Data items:
----
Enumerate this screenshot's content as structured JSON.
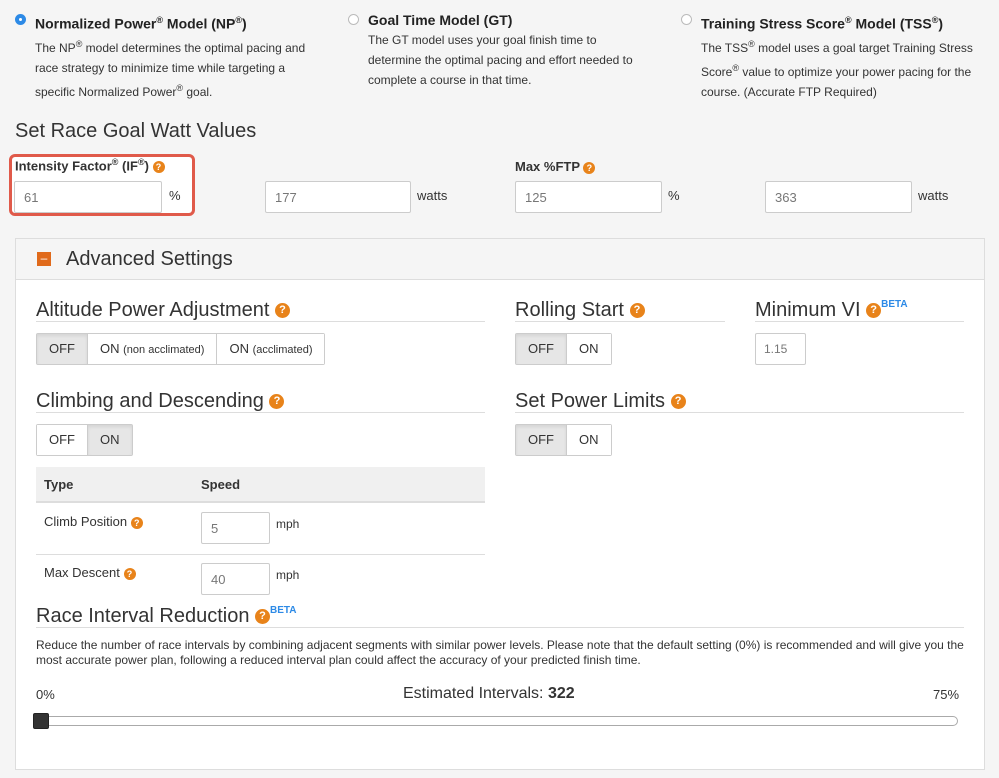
{
  "models": {
    "np": {
      "selected": true,
      "title_pre": "Normalized Power",
      "title_mid": " Model (NP",
      "title_post": ")",
      "desc_pre": "The NP",
      "desc_post": " model determines the optimal pacing and race strategy to minimize time while targeting a specific Normalized Power",
      "desc_end": " goal."
    },
    "gt": {
      "selected": false,
      "title": "Goal Time Model (GT)",
      "desc": "The GT model uses your goal finish time to determine the optimal pacing and effort needed to complete a course in that time."
    },
    "tss": {
      "selected": false,
      "title_pre": "Training Stress Score",
      "title_mid": " Model (TSS",
      "title_post": ")",
      "desc_pre": "The TSS",
      "desc_mid": " model uses a goal target Training Stress Score",
      "desc_post": " value to optimize your power pacing for the course. (Accurate FTP Required)"
    },
    "reg": "®"
  },
  "goal": {
    "section_title": "Set Race Goal Watt Values",
    "if_label_pre": "Intensity Factor",
    "if_label_mid": " (IF",
    "if_label_post": ")",
    "if_value": "61",
    "if_unit": "%",
    "if_watts": "177",
    "watts_unit": "watts",
    "ftp_label": "Max %FTP",
    "ftp_value": "125",
    "ftp_unit": "%",
    "ftp_watts": "363"
  },
  "advanced": {
    "title": "Advanced Settings",
    "collapse_symbol": "–",
    "altitude": {
      "title": "Altitude Power Adjustment",
      "off": "OFF",
      "on_non_main": "ON",
      "on_non_sub": "(non acclimated)",
      "on_acc_main": "ON",
      "on_acc_sub": "(acclimated)",
      "active": "off"
    },
    "rolling": {
      "title": "Rolling Start",
      "off": "OFF",
      "on": "ON",
      "active": "off"
    },
    "minvi": {
      "title": "Minimum VI",
      "beta": "BETA",
      "value": "1.15"
    },
    "climbing": {
      "title": "Climbing and Descending",
      "off": "OFF",
      "on": "ON",
      "active": "on",
      "table": {
        "col_type": "Type",
        "col_speed": "Speed",
        "rows": [
          {
            "label": "Climb Position",
            "value": "5",
            "unit": "mph"
          },
          {
            "label": "Max Descent",
            "value": "40",
            "unit": "mph"
          }
        ]
      }
    },
    "power_limits": {
      "title": "Set Power Limits",
      "off": "OFF",
      "on": "ON",
      "active": "off"
    },
    "interval": {
      "title": "Race Interval Reduction",
      "beta": "BETA",
      "desc": "Reduce the number of race intervals by combining adjacent segments with similar power levels. Please note that the default setting (0%) is recommended and will give you the most accurate power plan, following a reduced interval plan could affect the accuracy of your predicted finish time.",
      "min_label": "0%",
      "max_label": "75%",
      "estimated_label": "Estimated Intervals:",
      "estimated_value": "322",
      "slider_value": 0
    }
  },
  "help_symbol": "?",
  "colors": {
    "accent": "#e8831a",
    "link": "#2d8ae6",
    "highlight": "#e05a4a"
  }
}
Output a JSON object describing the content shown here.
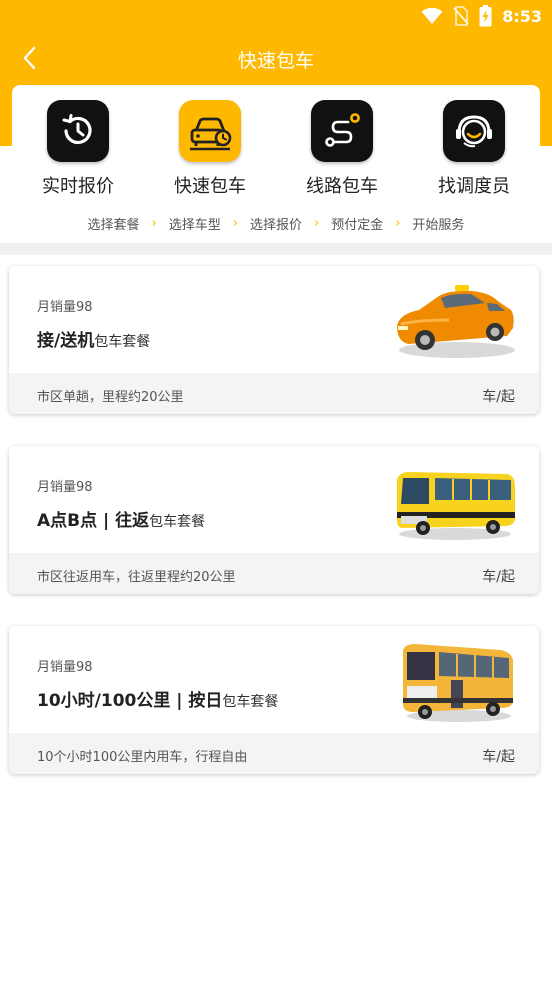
{
  "status_bar": {
    "time": "8:53",
    "icons": [
      "wifi-icon",
      "no-sim-icon",
      "battery-charging-icon"
    ]
  },
  "header": {
    "title": "快速包车",
    "back_icon": "chevron-left-icon"
  },
  "colors": {
    "accent": "#FFB800",
    "icon_dark": "#111111",
    "divider": "#F0F0F0"
  },
  "categories": [
    {
      "label": "实时报价",
      "icon": "clock-history-icon",
      "active": false
    },
    {
      "label": "快速包车",
      "icon": "car-clock-icon",
      "active": true
    },
    {
      "label": "线路包车",
      "icon": "route-icon",
      "active": false
    },
    {
      "label": "找调度员",
      "icon": "headset-agent-icon",
      "active": false
    }
  ],
  "steps": [
    "选择套餐",
    "选择车型",
    "选择报价",
    "预付定金",
    "开始服务"
  ],
  "packages": [
    {
      "sales": "月销量98",
      "title": "接/送机",
      "subtitle": "包车套餐",
      "description": "市区单趟，里程约20公里",
      "price_unit": "车/起",
      "image": "orange-taxi-car-image"
    },
    {
      "sales": "月销量98",
      "title": "A点B点 | 往返",
      "subtitle": "包车套餐",
      "description": "市区往返用车，往返里程约20公里",
      "price_unit": "车/起",
      "image": "yellow-bus-image"
    },
    {
      "sales": "月销量98",
      "title": "10小时/100公里 | 按日",
      "subtitle": "包车套餐",
      "description": "10个小时100公里内用车，行程自由",
      "price_unit": "车/起",
      "image": "city-bus-image"
    }
  ]
}
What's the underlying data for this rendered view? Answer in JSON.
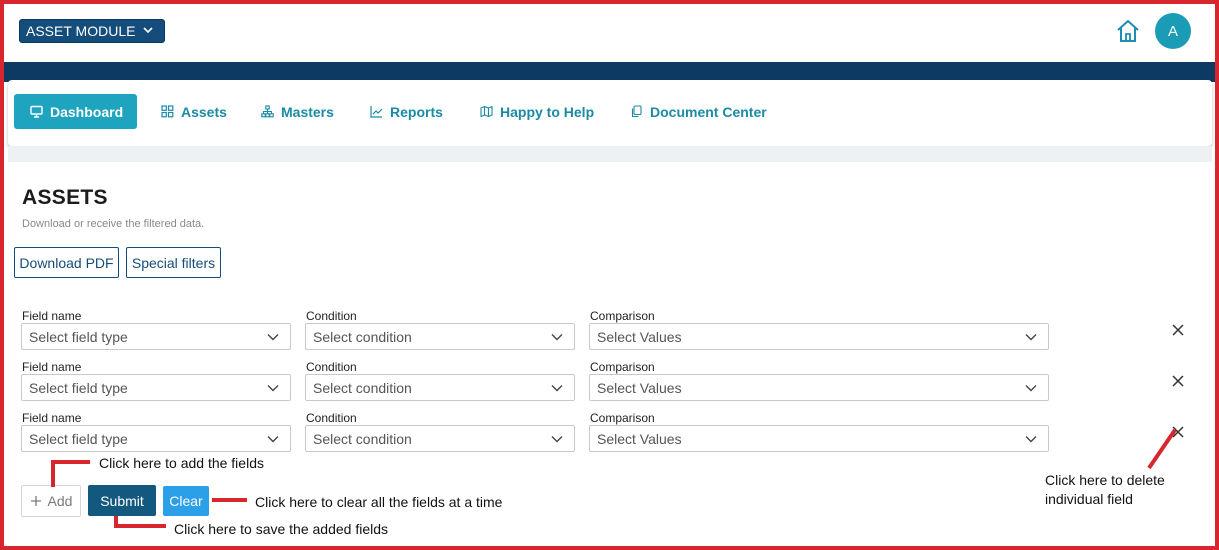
{
  "header": {
    "module_label": "ASSET MODULE",
    "avatar_initial": "A"
  },
  "nav": {
    "tabs": [
      {
        "label": "Dashboard",
        "icon": "monitor-icon",
        "active": true
      },
      {
        "label": "Assets",
        "icon": "grid-icon",
        "active": false
      },
      {
        "label": "Masters",
        "icon": "hierarchy-icon",
        "active": false
      },
      {
        "label": "Reports",
        "icon": "line-chart-icon",
        "active": false
      },
      {
        "label": "Happy to Help",
        "icon": "map-icon",
        "active": false
      },
      {
        "label": "Document Center",
        "icon": "copy-icon",
        "active": false
      }
    ]
  },
  "page": {
    "title": "ASSETS",
    "subtitle": "Download or receive the filtered data.",
    "download_pdf_label": "Download PDF",
    "special_filters_label": "Special filters"
  },
  "filters": {
    "rows": [
      {
        "field_label": "Field name",
        "field_placeholder": "Select field type",
        "condition_label": "Condition",
        "condition_placeholder": "Select condition",
        "comparison_label": "Comparison",
        "comparison_placeholder": "Select Values"
      },
      {
        "field_label": "Field name",
        "field_placeholder": "Select field type",
        "condition_label": "Condition",
        "condition_placeholder": "Select condition",
        "comparison_label": "Comparison",
        "comparison_placeholder": "Select Values"
      },
      {
        "field_label": "Field name",
        "field_placeholder": "Select field type",
        "condition_label": "Condition",
        "condition_placeholder": "Select condition",
        "comparison_label": "Comparison",
        "comparison_placeholder": "Select Values"
      }
    ]
  },
  "actions": {
    "add_label": "Add",
    "submit_label": "Submit",
    "clear_label": "Clear"
  },
  "annotations": {
    "add_hint": "Click here to add the fields",
    "clear_hint": "Click here to clear all the fields at a time",
    "submit_hint": "Click here to save the added fields",
    "delete_hint_line1": "Click here to delete",
    "delete_hint_line2": "individual field"
  },
  "colors": {
    "frame": "#d7262e",
    "navy": "#0d3a63",
    "accent": "#1fa4bf",
    "submit": "#13587f",
    "clear": "#2b9fe8"
  }
}
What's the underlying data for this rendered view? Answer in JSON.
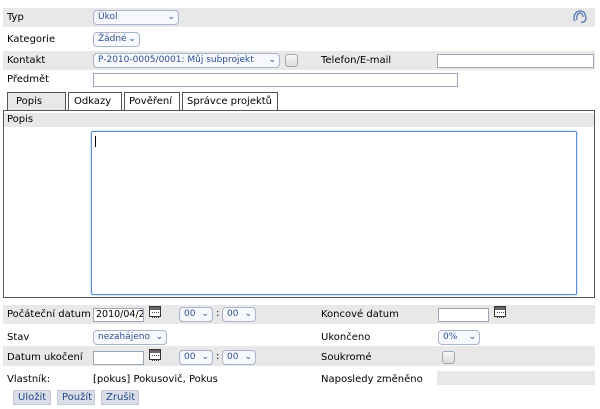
{
  "form": {
    "typ_label": "Typ",
    "typ_value": "Úkol",
    "kategorie_label": "Kategorie",
    "kategorie_value": "Žádné",
    "kontakt_label": "Kontakt",
    "kontakt_value": "P-2010-0005/0001: Můj subprojekt",
    "telefon_label": "Telefon/E-mail",
    "telefon_value": "",
    "predmet_label": "Předmět",
    "predmet_value": ""
  },
  "tabs": [
    {
      "label": "Popis",
      "active": true
    },
    {
      "label": "Odkazy",
      "active": false
    },
    {
      "label": "Pověření",
      "active": false
    },
    {
      "label": "Správce projektů",
      "active": false
    }
  ],
  "popis": {
    "section_label": "Popis",
    "text": ""
  },
  "dates": {
    "start_label": "Počáteční datum",
    "start_value": "2010/04/2",
    "start_hour": "00",
    "start_minute": "00",
    "end_label": "Koncové datum",
    "end_value": "",
    "stav_label": "Stav",
    "stav_value": "nezahájeno",
    "ukonceno_label": "Ukončeno",
    "ukonceno_value": "0%",
    "datum_ukonceni_label": "Datum ukočení",
    "datum_ukonceni_value": "",
    "uk_hour": "00",
    "uk_minute": "00",
    "soukrome_label": "Soukromé",
    "vlastnik_label": "Vlastník:",
    "vlastnik_value": "[pokus] Pokusovič, Pokus",
    "naposledy_label": "Naposledy změněno",
    "naposledy_value": ""
  },
  "buttons": {
    "save": "Uložit",
    "apply": "Použít",
    "cancel": "Zrušit"
  },
  "icons": {
    "corner": "paperclip-icon",
    "calendar": "calendar-icon"
  }
}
----
GIVEN INSTRUCTION ▸
Using the listing above, pick out each line that contains the word "optimal", then copy it.

FULL ANSWER ▸
      "desc_post": " model determines the optimal pacing and race strategy to minimize time while targeting a specific Normalized Power",
      "desc": "The GT model uses your goal finish time to determine the optimal pacing and effort needed to complete a course in that time."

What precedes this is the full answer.